+++ Data listing +++

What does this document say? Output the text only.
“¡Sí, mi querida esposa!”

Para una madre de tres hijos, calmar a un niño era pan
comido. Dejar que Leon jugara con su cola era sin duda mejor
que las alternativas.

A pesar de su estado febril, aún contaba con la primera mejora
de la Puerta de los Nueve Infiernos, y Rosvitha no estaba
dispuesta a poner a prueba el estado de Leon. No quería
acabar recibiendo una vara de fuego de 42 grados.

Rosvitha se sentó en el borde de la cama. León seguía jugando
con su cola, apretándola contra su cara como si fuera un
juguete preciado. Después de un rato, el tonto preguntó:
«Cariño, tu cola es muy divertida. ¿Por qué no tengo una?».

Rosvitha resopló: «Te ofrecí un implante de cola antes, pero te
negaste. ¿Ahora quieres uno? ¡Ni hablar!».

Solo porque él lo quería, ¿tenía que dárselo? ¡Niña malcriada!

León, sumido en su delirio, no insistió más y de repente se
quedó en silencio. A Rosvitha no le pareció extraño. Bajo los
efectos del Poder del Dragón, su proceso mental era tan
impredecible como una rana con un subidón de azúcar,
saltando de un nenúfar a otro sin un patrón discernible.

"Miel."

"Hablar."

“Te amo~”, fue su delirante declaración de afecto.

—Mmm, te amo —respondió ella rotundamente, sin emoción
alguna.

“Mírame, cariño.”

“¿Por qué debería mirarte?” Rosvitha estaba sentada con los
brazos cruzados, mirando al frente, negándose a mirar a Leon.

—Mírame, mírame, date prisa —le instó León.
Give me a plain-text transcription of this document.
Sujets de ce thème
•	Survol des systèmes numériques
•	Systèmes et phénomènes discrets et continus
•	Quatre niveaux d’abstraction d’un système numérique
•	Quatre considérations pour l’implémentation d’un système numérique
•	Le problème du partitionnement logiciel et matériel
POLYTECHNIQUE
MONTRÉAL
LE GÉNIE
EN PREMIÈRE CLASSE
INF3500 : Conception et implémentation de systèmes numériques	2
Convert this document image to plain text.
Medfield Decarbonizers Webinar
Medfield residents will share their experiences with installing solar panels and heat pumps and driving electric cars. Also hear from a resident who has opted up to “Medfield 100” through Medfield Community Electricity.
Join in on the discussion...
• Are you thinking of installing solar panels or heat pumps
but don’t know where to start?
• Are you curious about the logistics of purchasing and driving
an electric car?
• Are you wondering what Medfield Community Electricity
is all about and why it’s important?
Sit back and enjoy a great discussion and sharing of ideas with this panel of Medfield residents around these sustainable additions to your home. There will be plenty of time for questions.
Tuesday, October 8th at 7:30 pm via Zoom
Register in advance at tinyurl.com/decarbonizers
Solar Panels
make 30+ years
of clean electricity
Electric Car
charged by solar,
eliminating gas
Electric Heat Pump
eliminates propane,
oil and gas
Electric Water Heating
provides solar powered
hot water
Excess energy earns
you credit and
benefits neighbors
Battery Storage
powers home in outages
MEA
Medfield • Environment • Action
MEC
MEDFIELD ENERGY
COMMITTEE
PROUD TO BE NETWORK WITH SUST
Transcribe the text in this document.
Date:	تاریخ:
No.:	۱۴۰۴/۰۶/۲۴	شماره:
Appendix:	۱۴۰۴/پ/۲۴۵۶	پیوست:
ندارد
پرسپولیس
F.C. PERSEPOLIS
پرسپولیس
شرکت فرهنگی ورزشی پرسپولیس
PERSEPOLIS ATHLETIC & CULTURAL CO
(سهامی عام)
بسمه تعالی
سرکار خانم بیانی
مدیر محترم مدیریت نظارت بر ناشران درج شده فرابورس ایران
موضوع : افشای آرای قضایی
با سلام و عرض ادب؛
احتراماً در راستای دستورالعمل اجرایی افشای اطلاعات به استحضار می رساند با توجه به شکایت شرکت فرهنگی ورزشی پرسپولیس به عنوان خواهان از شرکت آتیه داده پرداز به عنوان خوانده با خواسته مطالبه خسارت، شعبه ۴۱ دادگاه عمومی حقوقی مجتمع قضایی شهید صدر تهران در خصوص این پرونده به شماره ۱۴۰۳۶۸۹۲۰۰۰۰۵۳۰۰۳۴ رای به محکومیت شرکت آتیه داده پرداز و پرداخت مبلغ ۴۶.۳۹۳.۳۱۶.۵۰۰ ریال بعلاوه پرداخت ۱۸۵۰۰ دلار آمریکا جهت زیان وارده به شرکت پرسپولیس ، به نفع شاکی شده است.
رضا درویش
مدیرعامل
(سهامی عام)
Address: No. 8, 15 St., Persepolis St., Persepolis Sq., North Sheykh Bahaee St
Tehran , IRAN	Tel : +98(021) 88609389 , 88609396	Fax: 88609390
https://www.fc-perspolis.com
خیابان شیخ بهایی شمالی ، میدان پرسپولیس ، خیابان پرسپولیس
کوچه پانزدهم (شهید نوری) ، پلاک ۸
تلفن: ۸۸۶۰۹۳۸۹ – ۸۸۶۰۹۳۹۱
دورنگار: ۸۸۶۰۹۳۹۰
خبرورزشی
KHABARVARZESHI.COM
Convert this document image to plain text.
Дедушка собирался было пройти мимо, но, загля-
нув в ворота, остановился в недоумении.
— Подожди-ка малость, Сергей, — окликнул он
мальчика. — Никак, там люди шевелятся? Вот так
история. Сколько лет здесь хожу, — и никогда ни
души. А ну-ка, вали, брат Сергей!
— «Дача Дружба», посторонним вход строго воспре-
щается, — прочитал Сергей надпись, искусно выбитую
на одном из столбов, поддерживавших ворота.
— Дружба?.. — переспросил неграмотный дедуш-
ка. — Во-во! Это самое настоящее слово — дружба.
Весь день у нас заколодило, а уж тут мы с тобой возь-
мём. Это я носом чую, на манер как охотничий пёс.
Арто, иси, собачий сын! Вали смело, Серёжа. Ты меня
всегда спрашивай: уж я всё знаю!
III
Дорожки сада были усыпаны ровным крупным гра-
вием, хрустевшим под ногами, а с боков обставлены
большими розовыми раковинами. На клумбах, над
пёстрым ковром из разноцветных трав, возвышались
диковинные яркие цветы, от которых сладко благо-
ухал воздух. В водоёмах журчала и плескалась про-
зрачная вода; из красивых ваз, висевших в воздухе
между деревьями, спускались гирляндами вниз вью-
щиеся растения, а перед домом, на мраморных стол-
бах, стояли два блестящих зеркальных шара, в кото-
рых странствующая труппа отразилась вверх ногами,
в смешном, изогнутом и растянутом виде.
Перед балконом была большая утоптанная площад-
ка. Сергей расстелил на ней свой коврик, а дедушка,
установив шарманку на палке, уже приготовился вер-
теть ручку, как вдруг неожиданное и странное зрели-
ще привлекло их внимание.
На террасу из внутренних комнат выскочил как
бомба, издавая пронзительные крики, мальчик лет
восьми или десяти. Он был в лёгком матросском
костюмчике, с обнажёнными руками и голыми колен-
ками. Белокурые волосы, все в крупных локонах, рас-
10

+++

• Stated exercise: Reproduce every line of the material above exactly.

• Answer to the problem:
What does this document say? Output the text only.
“¡Sí, mi querida esposa!”

Para una madre de tres hijos, calmar a un niño era pan
comido. Dejar que Leon jugara con su cola era sin duda mejor
que las alternativas.

A pesar de su estado febril, aún contaba con la primera mejora
de la Puerta de los Nueve Infiernos, y Rosvitha no estaba
dispuesta a poner a prueba el estado de Leon. No quería
acabar recibiendo una vara de fuego de 42 grados.

Rosvitha se sentó en el borde de la cama. León seguía jugando
con su cola, apretándola contra su cara como si fuera un
juguete preciado. Después de un rato, el tonto preguntó:
«Cariño, tu cola es muy divertida. ¿Por qué no tengo una?».

Rosvitha resopló: «Te ofrecí un implante de cola antes, pero te
negaste. ¿Ahora quieres uno? ¡Ni hablar!».

Solo porque él lo quería, ¿tenía que dárselo? ¡Niña malcriada!

León, sumido en su delirio, no insistió más y de repente se
quedó en silencio. A Rosvitha no le pareció extraño. Bajo los
efectos del Poder del Dragón, su proceso mental era tan
impredecible como una rana con un subidón de azúcar,
saltando de un nenúfar a otro sin un patrón discernible.

"Miel."

"Hablar."

“Te amo~”, fue su delirante declaración de afecto.

—Mmm, te amo —respondió ella rotundamente, sin emoción
alguna.

“Mírame, cariño.”

“¿Por qué debería mirarte?” Rosvitha estaba sentada con los
brazos cruzados, mirando al frente, negándose a mirar a Leon.

—Mírame, mírame, date prisa —le instó León.
Give me a plain-text transcription of this document.
Sujets de ce thème
•	Survol des systèmes numériques
•	Systèmes et phénomènes discrets et continus
•	Quatre niveaux d’abstraction d’un système numérique
•	Quatre considérations pour l’implémentation d’un système numérique
•	Le problème du partitionnement logiciel et matériel
POLYTECHNIQUE
MONTRÉAL
LE GÉNIE
EN PREMIÈRE CLASSE
INF3500 : Conception et implémentation de systèmes numériques	2
Convert this document image to plain text.
Medfield Decarbonizers Webinar
Medfield residents will share their experiences with installing solar panels and heat pumps and driving electric cars. Also hear from a resident who has opted up to “Medfield 100” through Medfield Community Electricity.
Join in on the discussion...
• Are you thinking of installing solar panels or heat pumps
but don’t know where to start?
• Are you curious about the logistics of purchasing and driving
an electric car?
• Are you wondering what Medfield Community Electricity
is all about and why it’s important?
Sit back and enjoy a great discussion and sharing of ideas with this panel of Medfield residents around these sustainable additions to your home. There will be plenty of time for questions.
Tuesday, October 8th at 7:30 pm via Zoom
Register in advance at tinyurl.com/decarbonizers
Solar Panels
make 30+ years
of clean electricity
Electric Car
charged by solar,
eliminating gas
Electric Heat Pump
eliminates propane,
oil and gas
Electric Water Heating
provides solar powered
hot water
Excess energy earns
you credit and
benefits neighbors
Battery Storage
powers home in outages
MEA
Medfield • Environment • Action
MEC
MEDFIELD ENERGY
COMMITTEE
PROUD TO BE NETWORK WITH SUST
Transcribe the text in this document.
Date:	تاریخ:
No.:	۱۴۰۴/۰۶/۲۴	شماره:
Appendix:	۱۴۰۴/پ/۲۴۵۶	پیوست:
ندارد
پرسپولیس
F.C. PERSEPOLIS
پرسپولیس
شرکت فرهنگی ورزشی پرسپولیس
PERSEPOLIS ATHLETIC & CULTURAL CO
(سهامی عام)
بسمه تعالی
سرکار خانم بیانی
مدیر محترم مدیریت نظارت بر ناشران درج شده فرابورس ایران
موضوع : افشای آرای قضایی
با سلام و عرض ادب؛
احتراماً در راستای دستورالعمل اجرایی افشای اطلاعات به استحضار می رساند با توجه به شکایت شرکت فرهنگی ورزشی پرسپولیس به عنوان خواهان از شرکت آتیه داده پرداز به عنوان خوانده با خواسته مطالبه خسارت، شعبه ۴۱ دادگاه عمومی حقوقی مجتمع قضایی شهید صدر تهران در خصوص این پرونده به شماره ۱۴۰۳۶۸۹۲۰۰۰۰۵۳۰۰۳۴ رای به محکومیت شرکت آتیه داده پرداز و پرداخت مبلغ ۴۶.۳۹۳.۳۱۶.۵۰۰ ریال بعلاوه پرداخت ۱۸۵۰۰ دلار آمریکا جهت زیان وارده به شرکت پرسپولیس ، به نفع شاکی شده است.
رضا درویش
مدیرعامل
(سهامی عام)
Address: No. 8, 15 St., Persepolis St., Persepolis Sq., North Sheykh Bahaee St
Tehran , IRAN	Tel : +98(021) 88609389 , 88609396	Fax: 88609390
https://www.fc-perspolis.com
خیابان شیخ بهایی شمالی ، میدان پرسپولیس ، خیابان پرسپولیس
کوچه پانزدهم (شهید نوری) ، پلاک ۸
تلفن: ۸۸۶۰۹۳۸۹ – ۸۸۶۰۹۳۹۱
دورنگار: ۸۸۶۰۹۳۹۰
خبرورزشی
KHABARVARZESHI.COM
Convert this document image to plain text.
Дедушка собирался было пройти мимо, но, загля-
нув в ворота, остановился в недоумении.
— Подожди-ка малость, Сергей, — окликнул он
мальчика. — Никак, там люди шевелятся? Вот так
история. Сколько лет здесь хожу, — и никогда ни
души. А ну-ка, вали, брат Сергей!
— «Дача Дружба», посторонним вход строго воспре-
щается, — прочитал Сергей надпись, искусно выбитую
на одном из столбов, поддерживавших ворота.
— Дружба?.. — переспросил неграмотный дедуш-
ка. — Во-во! Это самое настоящее слово — дружба.
Весь день у нас заколодило, а уж тут мы с тобой возь-
мём. Это я носом чую, на манер как охотничий пёс.
Арто, иси, собачий сын! Вали смело, Серёжа. Ты меня
всегда спрашивай: уж я всё знаю!
III
Дорожки сада были усыпаны ровным крупным гра-
вием, хрустевшим под ногами, а с боков обставлены
большими розовыми раковинами. На клумбах, над
пёстрым ковром из разноцветных трав, возвышались
диковинные яркие цветы, от которых сладко благо-
ухал воздух. В водоёмах журчала и плескалась про-
зрачная вода; из красивых ваз, висевших в воздухе
между деревьями, спускались гирляндами вниз вью-
щиеся растения, а перед домом, на мраморных стол-
бах, стояли два блестящих зеркальных шара, в кото-
рых странствующая труппа отразилась вверх ногами,
в смешном, изогнутом и растянутом виде.
Перед балконом была большая утоптанная площад-
ка. Сергей расстелил на ней свой коврик, а дедушка,
установив шарманку на палке, уже приготовился вер-
теть ручку, как вдруг неожиданное и странное зрели-
ще привлекло их внимание.
На террасу из внутренних комнат выскочил как
бомба, издавая пронзительные крики, мальчик лет
восьми или десяти. Он был в лёгком матросском
костюмчике, с обнажёнными руками и голыми колен-
ками. Белокурые волосы, все в крупных локонах, рас-
10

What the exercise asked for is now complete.